▶ Aim of the task
Copy every line of the entries that includes the word "ildiz".

▶ Task data

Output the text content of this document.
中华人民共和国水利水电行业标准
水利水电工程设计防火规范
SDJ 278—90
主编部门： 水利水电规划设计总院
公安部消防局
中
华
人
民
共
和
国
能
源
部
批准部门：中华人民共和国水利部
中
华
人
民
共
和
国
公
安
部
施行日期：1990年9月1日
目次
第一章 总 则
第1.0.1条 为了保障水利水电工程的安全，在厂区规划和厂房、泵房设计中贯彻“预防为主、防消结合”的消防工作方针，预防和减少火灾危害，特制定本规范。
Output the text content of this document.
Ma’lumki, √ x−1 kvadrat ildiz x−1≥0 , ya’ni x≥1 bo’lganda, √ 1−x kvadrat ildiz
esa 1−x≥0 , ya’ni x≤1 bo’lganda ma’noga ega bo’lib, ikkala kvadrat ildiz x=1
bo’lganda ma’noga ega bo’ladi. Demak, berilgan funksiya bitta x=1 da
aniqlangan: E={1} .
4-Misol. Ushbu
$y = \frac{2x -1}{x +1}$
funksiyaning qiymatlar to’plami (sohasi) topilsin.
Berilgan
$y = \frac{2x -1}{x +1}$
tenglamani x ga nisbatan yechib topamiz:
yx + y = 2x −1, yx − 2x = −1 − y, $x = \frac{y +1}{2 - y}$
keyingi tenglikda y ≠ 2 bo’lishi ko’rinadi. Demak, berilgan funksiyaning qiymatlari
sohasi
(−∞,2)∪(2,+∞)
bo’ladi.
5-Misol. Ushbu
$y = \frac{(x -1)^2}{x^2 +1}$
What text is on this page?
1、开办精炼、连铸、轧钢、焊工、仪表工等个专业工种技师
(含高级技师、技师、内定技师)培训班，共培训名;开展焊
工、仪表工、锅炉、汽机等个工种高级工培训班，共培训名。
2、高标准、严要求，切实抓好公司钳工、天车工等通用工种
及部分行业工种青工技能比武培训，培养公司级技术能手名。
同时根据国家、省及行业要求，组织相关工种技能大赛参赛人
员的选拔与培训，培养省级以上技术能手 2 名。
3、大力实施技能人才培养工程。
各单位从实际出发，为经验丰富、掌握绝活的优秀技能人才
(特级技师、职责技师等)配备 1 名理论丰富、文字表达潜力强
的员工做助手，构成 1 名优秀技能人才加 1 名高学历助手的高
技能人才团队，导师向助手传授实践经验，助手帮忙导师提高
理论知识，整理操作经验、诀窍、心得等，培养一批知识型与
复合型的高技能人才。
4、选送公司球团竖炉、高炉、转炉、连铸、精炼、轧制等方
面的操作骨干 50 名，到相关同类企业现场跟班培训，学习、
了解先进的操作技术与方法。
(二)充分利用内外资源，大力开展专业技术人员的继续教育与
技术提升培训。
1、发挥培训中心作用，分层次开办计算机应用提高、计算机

▶ Solution to this problem
Ma’lumki, √ x−1 kvadrat ildiz x−1≥0 , ya’ni x≥1 bo’lganda, √ 1−x kvadrat ildiz
esa 1−x≥0 , ya’ni x≤1 bo’lganda ma’noga ega bo’lib, ikkala kvadrat ildiz x=1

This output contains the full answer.